To be done -
Return all entries word for word, but drop any images.

Records supplied -
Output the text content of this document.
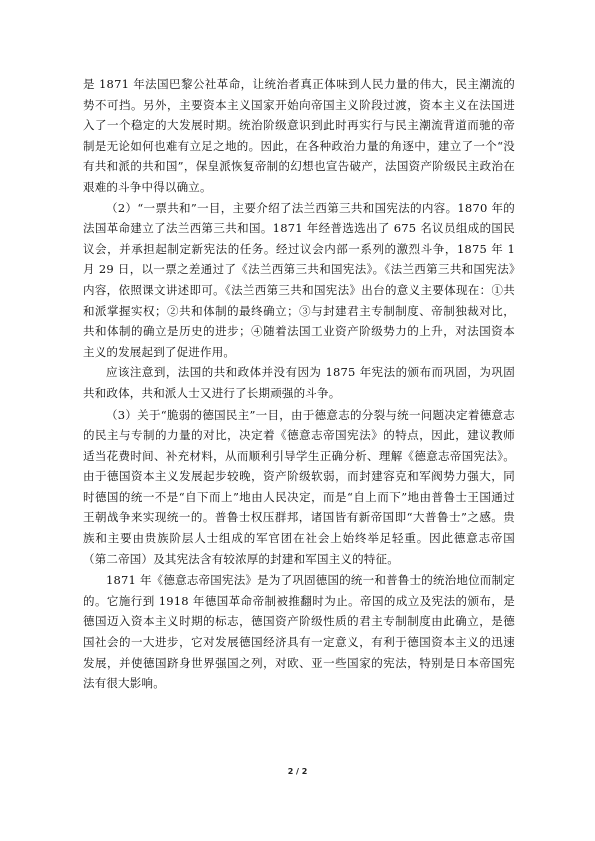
是 1871 年法国巴黎公社革命，让统治者真正体味到人民力量的伟大，民主潮流的势不可挡。另外，主要资本主义国家开始向帝国主义阶段过渡，资本主义在法国进入了一个稳定的大发展时期。统治阶级意识到此时再实行与民主潮流背道而驰的帝制是无论如何也难有立足之地的。因此，在各种政治力量的角逐中，建立了一个“没有共和派的共和国”，保皇派恢复帝制的幻想也宣告破产，法国资产阶级民主政治在艰难的斗争中得以确立。

（2）“一票共和”一目，主要介绍了法兰西第三共和国宪法的内容。1870 年的法国革命建立了法兰西第三共和国。1871 年经普选选出了 675 名议员组成的国民议会，并承担起制定新宪法的任务。经过议会内部一系列的激烈斗争，1875 年 1 月 29 日，以一票之差通过了《法兰西第三共和国宪法》。《法兰西第三共和国宪法》内容，依照课文讲述即可。《法兰西第三共和国宪法》出台的意义主要体现在：①共和派掌握实权；②共和体制的最终确立；③与封建君主专制制度、帝制独裁对比，共和体制的确立是历史的进步；④随着法国工业资产阶级势力的上升，对法国资本主义的发展起到了促进作用。

应该注意到，法国的共和政体并没有因为 1875 年宪法的颁布而巩固，为巩固共和政体，共和派人士又进行了长期顽强的斗争。

（3）关于“脆弱的德国民主”一目，由于德意志的分裂与统一问题决定着德意志的民主与专制的力量的对比，决定着《德意志帝国宪法》的特点，因此，建议教师适当花费时间、补充材料，从而顺利引导学生正确分析、理解《德意志帝国宪法》。由于德国资本主义发展起步较晚，资产阶级软弱，而封建容克和军阀势力强大，同时德国的统一不是“自下而上”地由人民决定，而是“自上而下”地由普鲁士王国通过王朝战争来实现统一的。普鲁士权压群邦，诸国皆有新帝国即“大普鲁士”之感。贵族和主要由贵族阶层人士组成的军官团在社会上始终举足轻重。因此德意志帝国（第二帝国）及其宪法含有较浓厚的封建和军国主义的特征。

1871 年《德意志帝国宪法》是为了巩固德国的统一和普鲁士的统治地位而制定的。它施行到 1918 年德国革命帝制被推翻时为止。帝国的成立及宪法的颁布，是德国迈入资本主义时期的标志，德国资产阶级性质的君主专制制度由此确立，是德国社会的一大进步，它对发展德国经济具有一定意义，有利于德国资本主义的迅速发展，并使德国跻身世界强国之列，对欧、亚一些国家的宪法，特别是日本帝国宪法有很大影响。

2 / 2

Answer in full -
Output the text content of this document.
是 1871 年法国巴黎公社革命，让统治者真正体味到人民力量的伟大，民主潮流的势不可挡。另外，主要资本主义国家开始向帝国主义阶段过渡，资本主义在法国进入了一个稳定的大发展时期。统治阶级意识到此时再实行与民主潮流背道而驰的帝制是无论如何也难有立足之地的。因此，在各种政治力量的角逐中，建立了一个“没有共和派的共和国”，保皇派恢复帝制的幻想也宣告破产，法国资产阶级民主政治在艰难的斗争中得以确立。

（2）“一票共和”一目，主要介绍了法兰西第三共和国宪法的内容。1870 年的法国革命建立了法兰西第三共和国。1871 年经普选选出了 675 名议员组成的国民议会，并承担起制定新宪法的任务。经过议会内部一系列的激烈斗争，1875 年 1 月 29 日，以一票之差通过了《法兰西第三共和国宪法》。《法兰西第三共和国宪法》内容，依照课文讲述即可。《法兰西第三共和国宪法》出台的意义主要体现在：①共和派掌握实权；②共和体制的最终确立；③与封建君主专制制度、帝制独裁对比，共和体制的确立是历史的进步；④随着法国工业资产阶级势力的上升，对法国资本主义的发展起到了促进作用。

应该注意到，法国的共和政体并没有因为 1875 年宪法的颁布而巩固，为巩固共和政体，共和派人士又进行了长期顽强的斗争。

（3）关于“脆弱的德国民主”一目，由于德意志的分裂与统一问题决定着德意志的民主与专制的力量的对比，决定着《德意志帝国宪法》的特点，因此，建议教师适当花费时间、补充材料，从而顺利引导学生正确分析、理解《德意志帝国宪法》。由于德国资本主义发展起步较晚，资产阶级软弱，而封建容克和军阀势力强大，同时德国的统一不是“自下而上”地由人民决定，而是“自上而下”地由普鲁士王国通过王朝战争来实现统一的。普鲁士权压群邦，诸国皆有新帝国即“大普鲁士”之感。贵族和主要由贵族阶层人士组成的军官团在社会上始终举足轻重。因此德意志帝国（第二帝国）及其宪法含有较浓厚的封建和军国主义的特征。

1871 年《德意志帝国宪法》是为了巩固德国的统一和普鲁士的统治地位而制定的。它施行到 1918 年德国革命帝制被推翻时为止。帝国的成立及宪法的颁布，是德国迈入资本主义时期的标志，德国资产阶级性质的君主专制制度由此确立，是德国社会的一大进步，它对发展德国经济具有一定意义，有利于德国资本主义的迅速发展，并使德国跻身世界强国之列，对欧、亚一些国家的宪法，特别是日本帝国宪法有很大影响。

2 / 2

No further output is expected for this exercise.